> **Given request**:
Write out each line in which the string "name" is present.

> **Data shown**:
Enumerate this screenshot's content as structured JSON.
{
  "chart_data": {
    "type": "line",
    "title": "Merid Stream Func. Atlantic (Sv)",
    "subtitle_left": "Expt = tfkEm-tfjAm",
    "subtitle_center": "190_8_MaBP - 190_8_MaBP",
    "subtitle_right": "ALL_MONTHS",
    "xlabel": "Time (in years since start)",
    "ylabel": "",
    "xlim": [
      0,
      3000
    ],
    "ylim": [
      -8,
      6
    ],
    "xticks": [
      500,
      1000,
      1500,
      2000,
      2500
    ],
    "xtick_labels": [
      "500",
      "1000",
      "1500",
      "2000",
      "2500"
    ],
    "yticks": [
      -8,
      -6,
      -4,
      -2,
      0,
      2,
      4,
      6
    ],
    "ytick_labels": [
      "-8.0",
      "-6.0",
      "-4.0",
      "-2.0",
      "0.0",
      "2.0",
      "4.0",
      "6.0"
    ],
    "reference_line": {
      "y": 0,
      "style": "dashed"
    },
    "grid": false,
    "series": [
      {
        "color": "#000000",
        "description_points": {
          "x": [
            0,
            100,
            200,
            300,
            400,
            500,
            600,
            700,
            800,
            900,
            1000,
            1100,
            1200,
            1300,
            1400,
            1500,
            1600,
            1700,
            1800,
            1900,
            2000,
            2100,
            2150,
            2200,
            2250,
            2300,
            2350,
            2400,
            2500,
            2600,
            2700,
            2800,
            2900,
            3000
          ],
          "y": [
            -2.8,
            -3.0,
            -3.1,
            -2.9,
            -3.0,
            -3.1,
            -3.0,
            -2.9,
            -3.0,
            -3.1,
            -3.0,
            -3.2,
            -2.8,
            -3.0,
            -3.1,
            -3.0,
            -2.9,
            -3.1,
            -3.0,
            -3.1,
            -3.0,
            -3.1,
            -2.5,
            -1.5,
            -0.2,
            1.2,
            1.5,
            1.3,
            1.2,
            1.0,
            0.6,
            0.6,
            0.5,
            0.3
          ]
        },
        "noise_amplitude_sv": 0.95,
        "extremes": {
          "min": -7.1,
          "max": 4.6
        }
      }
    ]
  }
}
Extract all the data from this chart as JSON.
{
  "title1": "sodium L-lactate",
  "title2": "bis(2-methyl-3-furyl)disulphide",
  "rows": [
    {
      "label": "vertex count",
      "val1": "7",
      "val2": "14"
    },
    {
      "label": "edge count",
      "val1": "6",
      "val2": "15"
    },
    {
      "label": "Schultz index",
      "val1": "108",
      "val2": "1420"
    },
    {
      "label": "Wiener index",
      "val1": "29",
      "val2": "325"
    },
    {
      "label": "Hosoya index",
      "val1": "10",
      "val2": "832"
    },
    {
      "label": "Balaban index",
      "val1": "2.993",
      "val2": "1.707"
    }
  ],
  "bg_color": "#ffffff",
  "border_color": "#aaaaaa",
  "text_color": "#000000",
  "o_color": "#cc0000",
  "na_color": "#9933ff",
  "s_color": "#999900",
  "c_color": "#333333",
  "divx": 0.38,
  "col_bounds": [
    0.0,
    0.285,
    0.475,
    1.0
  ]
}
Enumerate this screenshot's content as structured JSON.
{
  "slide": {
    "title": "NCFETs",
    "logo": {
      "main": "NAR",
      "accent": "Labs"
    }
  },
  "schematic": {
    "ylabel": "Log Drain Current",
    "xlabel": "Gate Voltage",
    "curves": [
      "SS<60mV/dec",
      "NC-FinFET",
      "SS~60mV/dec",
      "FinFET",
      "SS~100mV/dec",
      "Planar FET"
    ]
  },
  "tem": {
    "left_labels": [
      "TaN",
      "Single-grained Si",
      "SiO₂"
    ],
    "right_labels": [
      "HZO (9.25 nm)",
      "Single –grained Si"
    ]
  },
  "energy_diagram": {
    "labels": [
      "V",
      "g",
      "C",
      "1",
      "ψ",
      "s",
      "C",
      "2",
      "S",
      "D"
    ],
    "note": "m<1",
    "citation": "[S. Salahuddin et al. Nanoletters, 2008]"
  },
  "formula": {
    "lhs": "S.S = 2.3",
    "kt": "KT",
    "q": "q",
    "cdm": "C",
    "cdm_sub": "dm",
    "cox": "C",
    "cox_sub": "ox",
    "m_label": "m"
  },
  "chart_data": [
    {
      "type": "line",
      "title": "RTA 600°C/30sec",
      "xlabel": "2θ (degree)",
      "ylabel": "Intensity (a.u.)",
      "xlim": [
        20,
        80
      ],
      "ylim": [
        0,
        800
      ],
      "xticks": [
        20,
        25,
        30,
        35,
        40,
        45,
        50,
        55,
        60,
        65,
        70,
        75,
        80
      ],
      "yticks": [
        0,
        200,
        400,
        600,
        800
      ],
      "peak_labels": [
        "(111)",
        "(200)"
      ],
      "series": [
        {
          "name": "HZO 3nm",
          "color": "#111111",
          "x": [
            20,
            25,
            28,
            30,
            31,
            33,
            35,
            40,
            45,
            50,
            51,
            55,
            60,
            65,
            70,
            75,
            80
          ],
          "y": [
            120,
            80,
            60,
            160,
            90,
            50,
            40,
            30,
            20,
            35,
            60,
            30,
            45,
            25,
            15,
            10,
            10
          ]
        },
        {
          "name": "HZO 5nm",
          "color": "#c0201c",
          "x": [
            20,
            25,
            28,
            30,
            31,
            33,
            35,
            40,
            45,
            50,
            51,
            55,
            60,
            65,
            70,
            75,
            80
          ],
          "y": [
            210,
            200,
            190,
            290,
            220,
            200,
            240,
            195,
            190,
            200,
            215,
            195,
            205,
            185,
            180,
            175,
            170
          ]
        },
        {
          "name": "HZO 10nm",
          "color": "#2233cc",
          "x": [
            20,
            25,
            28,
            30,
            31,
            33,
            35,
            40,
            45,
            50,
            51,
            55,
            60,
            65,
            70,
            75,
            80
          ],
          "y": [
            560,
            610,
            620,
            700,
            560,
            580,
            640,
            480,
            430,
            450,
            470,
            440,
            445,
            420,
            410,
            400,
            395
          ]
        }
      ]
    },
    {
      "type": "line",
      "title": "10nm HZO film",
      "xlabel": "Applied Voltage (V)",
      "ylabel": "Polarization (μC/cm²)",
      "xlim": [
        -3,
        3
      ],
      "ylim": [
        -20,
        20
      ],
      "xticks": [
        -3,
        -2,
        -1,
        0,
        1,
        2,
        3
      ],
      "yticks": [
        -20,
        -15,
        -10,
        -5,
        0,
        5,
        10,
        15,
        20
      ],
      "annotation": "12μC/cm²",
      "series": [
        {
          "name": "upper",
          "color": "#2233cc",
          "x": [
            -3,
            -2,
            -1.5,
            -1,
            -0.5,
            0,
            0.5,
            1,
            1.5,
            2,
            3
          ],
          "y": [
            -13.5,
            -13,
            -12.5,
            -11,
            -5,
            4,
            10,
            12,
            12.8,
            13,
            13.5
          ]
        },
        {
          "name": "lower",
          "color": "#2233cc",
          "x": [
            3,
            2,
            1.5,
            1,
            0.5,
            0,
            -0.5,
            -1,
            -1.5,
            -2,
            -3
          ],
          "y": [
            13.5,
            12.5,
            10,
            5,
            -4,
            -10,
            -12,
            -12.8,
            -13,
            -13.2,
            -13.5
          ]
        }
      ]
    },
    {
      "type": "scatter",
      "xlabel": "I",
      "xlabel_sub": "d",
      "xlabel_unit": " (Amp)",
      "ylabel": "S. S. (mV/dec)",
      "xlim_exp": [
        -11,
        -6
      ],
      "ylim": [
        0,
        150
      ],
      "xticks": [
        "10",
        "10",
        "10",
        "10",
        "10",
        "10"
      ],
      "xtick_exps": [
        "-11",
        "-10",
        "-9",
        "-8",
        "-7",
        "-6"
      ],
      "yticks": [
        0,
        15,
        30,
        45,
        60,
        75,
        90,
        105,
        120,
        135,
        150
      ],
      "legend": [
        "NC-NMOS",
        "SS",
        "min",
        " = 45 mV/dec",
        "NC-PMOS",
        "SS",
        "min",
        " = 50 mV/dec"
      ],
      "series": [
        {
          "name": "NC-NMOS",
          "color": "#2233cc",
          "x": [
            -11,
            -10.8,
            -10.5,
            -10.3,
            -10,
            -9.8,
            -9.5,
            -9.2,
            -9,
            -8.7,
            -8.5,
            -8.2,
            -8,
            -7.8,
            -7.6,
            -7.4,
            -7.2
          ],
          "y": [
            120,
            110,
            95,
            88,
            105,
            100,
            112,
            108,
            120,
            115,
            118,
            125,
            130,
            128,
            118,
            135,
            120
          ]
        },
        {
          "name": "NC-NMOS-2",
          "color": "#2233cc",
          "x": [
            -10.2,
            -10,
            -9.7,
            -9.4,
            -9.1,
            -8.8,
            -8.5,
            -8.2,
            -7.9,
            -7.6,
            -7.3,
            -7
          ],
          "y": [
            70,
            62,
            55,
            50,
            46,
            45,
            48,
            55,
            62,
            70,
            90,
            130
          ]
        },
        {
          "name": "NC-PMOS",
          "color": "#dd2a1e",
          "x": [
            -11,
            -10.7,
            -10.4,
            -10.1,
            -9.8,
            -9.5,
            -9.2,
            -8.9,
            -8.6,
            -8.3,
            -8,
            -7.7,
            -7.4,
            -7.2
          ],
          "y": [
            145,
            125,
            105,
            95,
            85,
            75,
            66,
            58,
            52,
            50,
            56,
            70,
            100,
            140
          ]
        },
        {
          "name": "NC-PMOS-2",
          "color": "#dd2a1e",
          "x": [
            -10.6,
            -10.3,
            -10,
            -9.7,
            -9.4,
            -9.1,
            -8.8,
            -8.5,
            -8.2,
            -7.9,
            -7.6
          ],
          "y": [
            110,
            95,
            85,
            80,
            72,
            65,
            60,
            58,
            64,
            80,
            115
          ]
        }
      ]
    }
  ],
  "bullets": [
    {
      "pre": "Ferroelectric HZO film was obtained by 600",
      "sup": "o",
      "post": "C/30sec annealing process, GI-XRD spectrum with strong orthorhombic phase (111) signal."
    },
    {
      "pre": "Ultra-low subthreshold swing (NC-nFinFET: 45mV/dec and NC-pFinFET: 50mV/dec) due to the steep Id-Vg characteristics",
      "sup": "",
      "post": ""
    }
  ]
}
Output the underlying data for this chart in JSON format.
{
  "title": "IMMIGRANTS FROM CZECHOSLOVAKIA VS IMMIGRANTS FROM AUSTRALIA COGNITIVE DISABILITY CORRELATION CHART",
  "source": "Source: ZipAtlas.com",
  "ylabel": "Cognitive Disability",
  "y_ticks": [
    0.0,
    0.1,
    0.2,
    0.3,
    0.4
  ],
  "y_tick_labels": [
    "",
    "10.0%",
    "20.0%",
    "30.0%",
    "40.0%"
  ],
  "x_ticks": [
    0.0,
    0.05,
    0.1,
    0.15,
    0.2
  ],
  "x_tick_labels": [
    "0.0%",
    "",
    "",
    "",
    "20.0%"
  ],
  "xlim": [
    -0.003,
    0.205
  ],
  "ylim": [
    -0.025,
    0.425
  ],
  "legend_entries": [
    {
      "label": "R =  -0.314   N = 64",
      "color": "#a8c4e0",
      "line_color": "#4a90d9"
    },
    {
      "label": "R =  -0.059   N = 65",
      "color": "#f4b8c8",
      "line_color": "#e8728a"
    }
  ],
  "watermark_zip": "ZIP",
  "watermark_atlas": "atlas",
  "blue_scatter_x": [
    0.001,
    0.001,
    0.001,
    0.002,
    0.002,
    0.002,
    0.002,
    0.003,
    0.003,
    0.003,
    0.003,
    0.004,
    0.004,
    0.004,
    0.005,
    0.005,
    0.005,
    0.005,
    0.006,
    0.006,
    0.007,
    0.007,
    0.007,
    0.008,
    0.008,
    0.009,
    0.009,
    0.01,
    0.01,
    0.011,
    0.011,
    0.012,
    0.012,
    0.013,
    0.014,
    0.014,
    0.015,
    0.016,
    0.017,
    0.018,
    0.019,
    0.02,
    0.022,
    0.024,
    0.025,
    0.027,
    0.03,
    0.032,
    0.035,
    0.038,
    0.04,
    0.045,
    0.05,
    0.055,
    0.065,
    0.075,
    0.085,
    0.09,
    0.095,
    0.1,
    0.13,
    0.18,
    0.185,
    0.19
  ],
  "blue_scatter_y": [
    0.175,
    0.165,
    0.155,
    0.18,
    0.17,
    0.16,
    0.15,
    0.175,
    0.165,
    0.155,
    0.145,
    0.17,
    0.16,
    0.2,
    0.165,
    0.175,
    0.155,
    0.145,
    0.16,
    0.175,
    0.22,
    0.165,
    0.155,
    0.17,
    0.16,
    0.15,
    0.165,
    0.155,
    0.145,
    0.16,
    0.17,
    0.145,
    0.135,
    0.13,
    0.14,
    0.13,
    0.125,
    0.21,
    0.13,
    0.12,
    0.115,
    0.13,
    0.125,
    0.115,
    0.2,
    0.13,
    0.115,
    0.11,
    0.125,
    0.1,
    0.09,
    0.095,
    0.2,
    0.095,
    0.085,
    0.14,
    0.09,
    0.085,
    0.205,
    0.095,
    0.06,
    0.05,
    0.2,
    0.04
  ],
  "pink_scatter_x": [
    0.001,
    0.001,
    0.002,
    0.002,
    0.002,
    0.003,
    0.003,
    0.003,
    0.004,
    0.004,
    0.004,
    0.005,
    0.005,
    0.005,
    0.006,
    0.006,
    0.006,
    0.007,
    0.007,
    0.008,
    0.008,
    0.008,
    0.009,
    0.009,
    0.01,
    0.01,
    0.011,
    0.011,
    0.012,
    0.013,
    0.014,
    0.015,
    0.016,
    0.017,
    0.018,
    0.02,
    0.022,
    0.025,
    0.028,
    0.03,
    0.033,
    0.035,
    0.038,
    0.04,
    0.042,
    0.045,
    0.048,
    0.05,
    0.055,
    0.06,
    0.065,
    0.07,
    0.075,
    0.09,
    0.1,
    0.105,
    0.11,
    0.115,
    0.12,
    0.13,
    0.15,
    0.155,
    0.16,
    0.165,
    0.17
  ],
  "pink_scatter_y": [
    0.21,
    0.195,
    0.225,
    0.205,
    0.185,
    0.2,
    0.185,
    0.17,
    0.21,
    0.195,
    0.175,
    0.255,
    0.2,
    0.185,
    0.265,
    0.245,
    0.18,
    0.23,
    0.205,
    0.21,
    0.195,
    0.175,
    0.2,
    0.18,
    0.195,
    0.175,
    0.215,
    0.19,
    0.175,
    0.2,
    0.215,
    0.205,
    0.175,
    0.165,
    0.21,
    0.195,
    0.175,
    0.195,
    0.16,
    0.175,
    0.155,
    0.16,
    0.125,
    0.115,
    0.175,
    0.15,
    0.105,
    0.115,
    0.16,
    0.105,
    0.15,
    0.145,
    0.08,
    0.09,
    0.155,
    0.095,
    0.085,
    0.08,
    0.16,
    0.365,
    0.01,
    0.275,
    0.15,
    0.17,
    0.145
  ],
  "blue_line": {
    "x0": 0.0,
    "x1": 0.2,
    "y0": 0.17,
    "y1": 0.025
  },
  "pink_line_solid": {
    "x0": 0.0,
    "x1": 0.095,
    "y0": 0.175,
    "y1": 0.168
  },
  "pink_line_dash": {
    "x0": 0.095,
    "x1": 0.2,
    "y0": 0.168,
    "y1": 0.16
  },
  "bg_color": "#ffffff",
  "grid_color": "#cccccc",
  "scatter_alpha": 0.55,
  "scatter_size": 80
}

> **Exercise response**:
          "name": "HZO 3nm",
          "name": "HZO 5nm",
          "name": "HZO 10nm",
          "name": "upper",
          "name": "lower",
          "name": "NC-NMOS",
          "name": "NC-NMOS-2",
          "name": "NC-PMOS",
          "name": "NC-PMOS-2",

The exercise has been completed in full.